§ **SHORT PROBLEM**
In the copy, include every entry exactly but none of the images.

RECORDED DATA start

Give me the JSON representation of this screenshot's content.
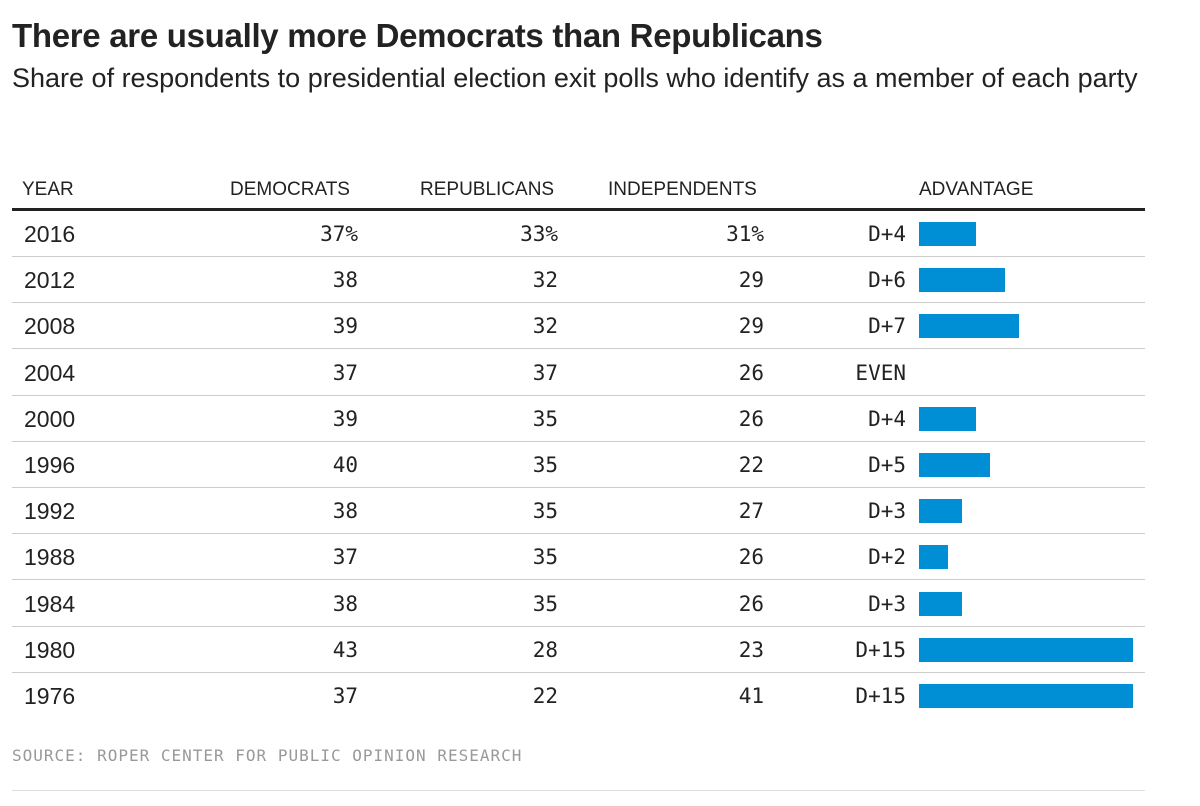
{
  "title": "There are usually more Democrats than Republicans",
  "subtitle": "Share of respondents to presidential election exit polls who identify as a member of each party",
  "headers": {
    "year": "Year",
    "democrats": "Democrats",
    "republicans": "Republicans",
    "independents": "Independents",
    "advantage": "Advantage"
  },
  "source": "Source: Roper Center for Public Opinion Research",
  "colors": {
    "bar": "#008fd5",
    "text": "#222222",
    "rule": "#222222",
    "separator": "#cccccc",
    "source": "#999999"
  },
  "chart_data": {
    "type": "table",
    "title": "There are usually more Democrats than Republicans",
    "subtitle": "Share of respondents to presidential election exit polls who identify as a member of each party",
    "columns": [
      "Year",
      "Democrats",
      "Republicans",
      "Independents",
      "Advantage"
    ],
    "advantage_max": 15,
    "rows": [
      {
        "year": "2016",
        "democrats": "37%",
        "republicans": "33%",
        "independents": "31%",
        "advantage": "D+4",
        "advantage_value": 4
      },
      {
        "year": "2012",
        "democrats": "38",
        "republicans": "32",
        "independents": "29",
        "advantage": "D+6",
        "advantage_value": 6
      },
      {
        "year": "2008",
        "democrats": "39",
        "republicans": "32",
        "independents": "29",
        "advantage": "D+7",
        "advantage_value": 7
      },
      {
        "year": "2004",
        "democrats": "37",
        "republicans": "37",
        "independents": "26",
        "advantage": "EVEN",
        "advantage_value": 0
      },
      {
        "year": "2000",
        "democrats": "39",
        "republicans": "35",
        "independents": "26",
        "advantage": "D+4",
        "advantage_value": 4
      },
      {
        "year": "1996",
        "democrats": "40",
        "republicans": "35",
        "independents": "22",
        "advantage": "D+5",
        "advantage_value": 5
      },
      {
        "year": "1992",
        "democrats": "38",
        "republicans": "35",
        "independents": "27",
        "advantage": "D+3",
        "advantage_value": 3
      },
      {
        "year": "1988",
        "democrats": "37",
        "republicans": "35",
        "independents": "26",
        "advantage": "D+2",
        "advantage_value": 2
      },
      {
        "year": "1984",
        "democrats": "38",
        "republicans": "35",
        "independents": "26",
        "advantage": "D+3",
        "advantage_value": 3
      },
      {
        "year": "1980",
        "democrats": "43",
        "republicans": "28",
        "independents": "23",
        "advantage": "D+15",
        "advantage_value": 15
      },
      {
        "year": "1976",
        "democrats": "37",
        "republicans": "22",
        "independents": "41",
        "advantage": "D+15",
        "advantage_value": 15
      }
    ]
  }
}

RECORDED DATA end

§ **RESPONSE TO THIS TASK**
Give me the JSON representation of this screenshot's content.
{
  "title": "There are usually more Democrats than Republicans",
  "subtitle": "Share of respondents to presidential election exit polls who identify as a member of each party",
  "headers": {
    "year": "Year",
    "democrats": "Democrats",
    "republicans": "Republicans",
    "independents": "Independents",
    "advantage": "Advantage"
  },
  "source": "Source: Roper Center for Public Opinion Research",
  "colors": {
    "bar": "#008fd5",
    "text": "#222222",
    "rule": "#222222",
    "separator": "#cccccc",
    "source": "#999999"
  },
  "chart_data": {
    "type": "table",
    "title": "There are usually more Democrats than Republicans",
    "subtitle": "Share of respondents to presidential election exit polls who identify as a member of each party",
    "columns": [
      "Year",
      "Democrats",
      "Republicans",
      "Independents",
      "Advantage"
    ],
    "advantage_max": 15,
    "rows": [
      {
        "year": "2016",
        "democrats": "37%",
        "republicans": "33%",
        "independents": "31%",
        "advantage": "D+4",
        "advantage_value": 4
      },
      {
        "year": "2012",
        "democrats": "38",
        "republicans": "32",
        "independents": "29",
        "advantage": "D+6",
        "advantage_value": 6
      },
      {
        "year": "2008",
        "democrats": "39",
        "republicans": "32",
        "independents": "29",
        "advantage": "D+7",
        "advantage_value": 7
      },
      {
        "year": "2004",
        "democrats": "37",
        "republicans": "37",
        "independents": "26",
        "advantage": "EVEN",
        "advantage_value": 0
      },
      {
        "year": "2000",
        "democrats": "39",
        "republicans": "35",
        "independents": "26",
        "advantage": "D+4",
        "advantage_value": 4
      },
      {
        "year": "1996",
        "democrats": "40",
        "republicans": "35",
        "independents": "22",
        "advantage": "D+5",
        "advantage_value": 5
      },
      {
        "year": "1992",
        "democrats": "38",
        "republicans": "35",
        "independents": "27",
        "advantage": "D+3",
        "advantage_value": 3
      },
      {
        "year": "1988",
        "democrats": "37",
        "republicans": "35",
        "independents": "26",
        "advantage": "D+2",
        "advantage_value": 2
      },
      {
        "year": "1984",
        "democrats": "38",
        "republicans": "35",
        "independents": "26",
        "advantage": "D+3",
        "advantage_value": 3
      },
      {
        "year": "1980",
        "democrats": "43",
        "republicans": "28",
        "independents": "23",
        "advantage": "D+15",
        "advantage_value": 15
      },
      {
        "year": "1976",
        "democrats": "37",
        "republicans": "22",
        "independents": "41",
        "advantage": "D+15",
        "advantage_value": 15
      }
    ]
  }
}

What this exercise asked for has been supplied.